--- BEGIN Information given ---

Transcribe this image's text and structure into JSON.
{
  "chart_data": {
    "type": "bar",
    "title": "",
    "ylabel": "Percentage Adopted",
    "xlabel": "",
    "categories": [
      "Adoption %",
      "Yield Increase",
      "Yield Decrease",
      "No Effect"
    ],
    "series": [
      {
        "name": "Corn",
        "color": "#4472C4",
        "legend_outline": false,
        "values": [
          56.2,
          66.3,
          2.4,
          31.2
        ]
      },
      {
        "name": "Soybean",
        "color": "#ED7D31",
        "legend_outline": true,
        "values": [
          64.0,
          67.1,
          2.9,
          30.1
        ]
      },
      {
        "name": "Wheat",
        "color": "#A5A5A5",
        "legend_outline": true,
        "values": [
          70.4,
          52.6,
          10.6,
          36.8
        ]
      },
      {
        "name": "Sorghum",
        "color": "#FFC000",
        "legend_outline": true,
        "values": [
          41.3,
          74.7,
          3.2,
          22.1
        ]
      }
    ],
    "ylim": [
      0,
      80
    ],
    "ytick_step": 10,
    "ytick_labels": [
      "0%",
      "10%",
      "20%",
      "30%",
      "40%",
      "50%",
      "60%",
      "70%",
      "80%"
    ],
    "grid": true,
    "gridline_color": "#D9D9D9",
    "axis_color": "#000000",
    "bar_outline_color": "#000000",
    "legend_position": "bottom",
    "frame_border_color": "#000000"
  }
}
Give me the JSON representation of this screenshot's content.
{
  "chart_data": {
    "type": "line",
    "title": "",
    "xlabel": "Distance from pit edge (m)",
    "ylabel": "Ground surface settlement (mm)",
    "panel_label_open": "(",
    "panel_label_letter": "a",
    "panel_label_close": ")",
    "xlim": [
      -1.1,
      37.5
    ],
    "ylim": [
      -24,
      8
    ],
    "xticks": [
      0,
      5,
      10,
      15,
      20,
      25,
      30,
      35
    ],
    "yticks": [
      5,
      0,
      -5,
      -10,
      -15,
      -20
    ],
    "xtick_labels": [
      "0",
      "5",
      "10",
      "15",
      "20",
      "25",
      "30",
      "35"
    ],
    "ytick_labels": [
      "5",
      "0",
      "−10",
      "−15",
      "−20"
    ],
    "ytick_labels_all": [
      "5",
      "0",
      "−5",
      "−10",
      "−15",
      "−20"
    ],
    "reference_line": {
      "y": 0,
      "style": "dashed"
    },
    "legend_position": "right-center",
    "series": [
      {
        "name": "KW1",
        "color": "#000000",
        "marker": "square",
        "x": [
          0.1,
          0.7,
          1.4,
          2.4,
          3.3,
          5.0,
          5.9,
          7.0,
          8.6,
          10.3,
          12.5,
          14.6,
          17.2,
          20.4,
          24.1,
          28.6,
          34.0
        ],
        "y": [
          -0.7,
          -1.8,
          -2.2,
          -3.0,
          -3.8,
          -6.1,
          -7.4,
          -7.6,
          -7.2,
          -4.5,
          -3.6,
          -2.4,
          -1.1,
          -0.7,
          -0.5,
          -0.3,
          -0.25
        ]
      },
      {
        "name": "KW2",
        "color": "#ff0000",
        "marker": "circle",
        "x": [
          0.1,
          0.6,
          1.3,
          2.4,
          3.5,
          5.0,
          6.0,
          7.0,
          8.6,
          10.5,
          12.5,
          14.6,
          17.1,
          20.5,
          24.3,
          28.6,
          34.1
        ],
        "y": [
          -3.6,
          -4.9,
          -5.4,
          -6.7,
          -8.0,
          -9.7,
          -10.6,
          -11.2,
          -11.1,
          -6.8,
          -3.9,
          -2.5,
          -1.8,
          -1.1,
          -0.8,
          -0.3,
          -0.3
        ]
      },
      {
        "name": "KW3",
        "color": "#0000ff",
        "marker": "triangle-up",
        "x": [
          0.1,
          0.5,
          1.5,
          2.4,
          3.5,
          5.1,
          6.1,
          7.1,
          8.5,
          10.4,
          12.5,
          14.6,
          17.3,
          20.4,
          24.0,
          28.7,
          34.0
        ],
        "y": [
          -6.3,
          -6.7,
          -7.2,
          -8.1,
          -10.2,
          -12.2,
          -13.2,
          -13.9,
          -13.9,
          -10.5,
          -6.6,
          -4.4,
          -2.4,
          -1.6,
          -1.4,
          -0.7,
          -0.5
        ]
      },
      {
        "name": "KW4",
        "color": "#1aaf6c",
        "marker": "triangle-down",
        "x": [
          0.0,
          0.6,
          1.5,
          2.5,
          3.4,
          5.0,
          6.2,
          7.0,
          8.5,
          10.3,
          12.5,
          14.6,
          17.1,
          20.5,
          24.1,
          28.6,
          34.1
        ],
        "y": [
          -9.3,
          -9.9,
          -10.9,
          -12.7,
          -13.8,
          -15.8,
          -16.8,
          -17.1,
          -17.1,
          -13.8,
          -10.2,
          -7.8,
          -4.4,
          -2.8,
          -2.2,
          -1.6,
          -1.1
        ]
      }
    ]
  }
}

--- END Information given ---

▶ Task statement
Return only the count of lines in the records that hold the word "this".

▶ Completed task
2